BRIEF:
List each line in which the string "FFFFFF" appears.

# START OF RECORDS SUPPLIED

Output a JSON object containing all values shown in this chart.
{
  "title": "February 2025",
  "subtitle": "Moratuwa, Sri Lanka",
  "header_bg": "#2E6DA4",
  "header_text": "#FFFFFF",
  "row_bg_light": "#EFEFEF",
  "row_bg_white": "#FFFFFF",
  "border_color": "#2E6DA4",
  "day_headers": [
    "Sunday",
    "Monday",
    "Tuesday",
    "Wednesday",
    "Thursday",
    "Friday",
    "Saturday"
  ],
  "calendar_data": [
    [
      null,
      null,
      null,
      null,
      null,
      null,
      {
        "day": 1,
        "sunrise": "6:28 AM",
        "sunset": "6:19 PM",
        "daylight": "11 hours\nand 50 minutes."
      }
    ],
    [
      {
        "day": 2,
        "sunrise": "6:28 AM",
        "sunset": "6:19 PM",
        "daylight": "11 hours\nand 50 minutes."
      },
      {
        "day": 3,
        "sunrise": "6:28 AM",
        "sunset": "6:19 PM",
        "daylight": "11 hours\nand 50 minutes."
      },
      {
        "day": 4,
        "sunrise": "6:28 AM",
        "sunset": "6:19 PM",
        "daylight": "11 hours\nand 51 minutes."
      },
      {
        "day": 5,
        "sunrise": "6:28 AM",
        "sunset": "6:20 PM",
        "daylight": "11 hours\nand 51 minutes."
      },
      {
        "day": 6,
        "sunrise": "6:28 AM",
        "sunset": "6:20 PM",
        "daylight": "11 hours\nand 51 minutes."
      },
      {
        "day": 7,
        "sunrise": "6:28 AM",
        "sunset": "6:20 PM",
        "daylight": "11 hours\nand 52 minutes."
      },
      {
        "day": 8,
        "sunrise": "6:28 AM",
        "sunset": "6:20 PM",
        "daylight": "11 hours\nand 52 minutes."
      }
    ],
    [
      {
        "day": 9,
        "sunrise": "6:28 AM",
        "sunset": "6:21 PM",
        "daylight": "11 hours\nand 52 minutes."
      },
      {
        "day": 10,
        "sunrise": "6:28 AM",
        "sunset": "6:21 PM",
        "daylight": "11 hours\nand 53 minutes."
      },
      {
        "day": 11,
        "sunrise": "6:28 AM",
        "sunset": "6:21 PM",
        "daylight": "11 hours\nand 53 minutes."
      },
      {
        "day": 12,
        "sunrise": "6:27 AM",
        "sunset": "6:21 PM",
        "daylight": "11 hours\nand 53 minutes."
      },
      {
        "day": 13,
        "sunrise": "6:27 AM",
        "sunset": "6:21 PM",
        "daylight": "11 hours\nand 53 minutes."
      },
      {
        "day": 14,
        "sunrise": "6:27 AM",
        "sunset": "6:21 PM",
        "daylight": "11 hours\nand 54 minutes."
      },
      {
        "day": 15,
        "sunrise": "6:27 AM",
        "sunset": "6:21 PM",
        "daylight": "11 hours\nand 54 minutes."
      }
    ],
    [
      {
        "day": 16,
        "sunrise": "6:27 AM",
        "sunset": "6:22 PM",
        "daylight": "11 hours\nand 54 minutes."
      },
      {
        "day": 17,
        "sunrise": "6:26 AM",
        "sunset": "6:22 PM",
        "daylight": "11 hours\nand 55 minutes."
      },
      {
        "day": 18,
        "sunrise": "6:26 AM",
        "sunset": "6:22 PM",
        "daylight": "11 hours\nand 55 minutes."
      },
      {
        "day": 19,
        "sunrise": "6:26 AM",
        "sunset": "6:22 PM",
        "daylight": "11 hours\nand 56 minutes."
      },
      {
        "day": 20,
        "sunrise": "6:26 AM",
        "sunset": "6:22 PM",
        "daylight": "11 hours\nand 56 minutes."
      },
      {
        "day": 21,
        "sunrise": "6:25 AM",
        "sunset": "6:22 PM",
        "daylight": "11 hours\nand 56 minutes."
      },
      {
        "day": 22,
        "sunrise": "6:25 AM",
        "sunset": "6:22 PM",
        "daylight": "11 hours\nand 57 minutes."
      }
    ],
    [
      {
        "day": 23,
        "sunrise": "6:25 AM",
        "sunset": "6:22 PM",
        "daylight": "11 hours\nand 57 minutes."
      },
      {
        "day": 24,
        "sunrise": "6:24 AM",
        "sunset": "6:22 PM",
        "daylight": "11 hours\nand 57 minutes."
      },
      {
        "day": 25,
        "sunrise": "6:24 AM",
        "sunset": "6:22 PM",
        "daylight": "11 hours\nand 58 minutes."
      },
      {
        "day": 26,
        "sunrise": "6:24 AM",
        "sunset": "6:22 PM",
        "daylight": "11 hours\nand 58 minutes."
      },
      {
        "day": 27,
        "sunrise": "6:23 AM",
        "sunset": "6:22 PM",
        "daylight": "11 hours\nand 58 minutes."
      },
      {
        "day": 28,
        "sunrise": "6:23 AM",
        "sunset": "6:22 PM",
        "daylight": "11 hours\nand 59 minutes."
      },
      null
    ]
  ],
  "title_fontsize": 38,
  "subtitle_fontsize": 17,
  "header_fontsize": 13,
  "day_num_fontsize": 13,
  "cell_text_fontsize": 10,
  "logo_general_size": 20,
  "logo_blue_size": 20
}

# END OF RECORDS SUPPLIED

RESPONSE:
  "header_text": "#FFFFFF",
  "row_bg_white": "#FFFFFF",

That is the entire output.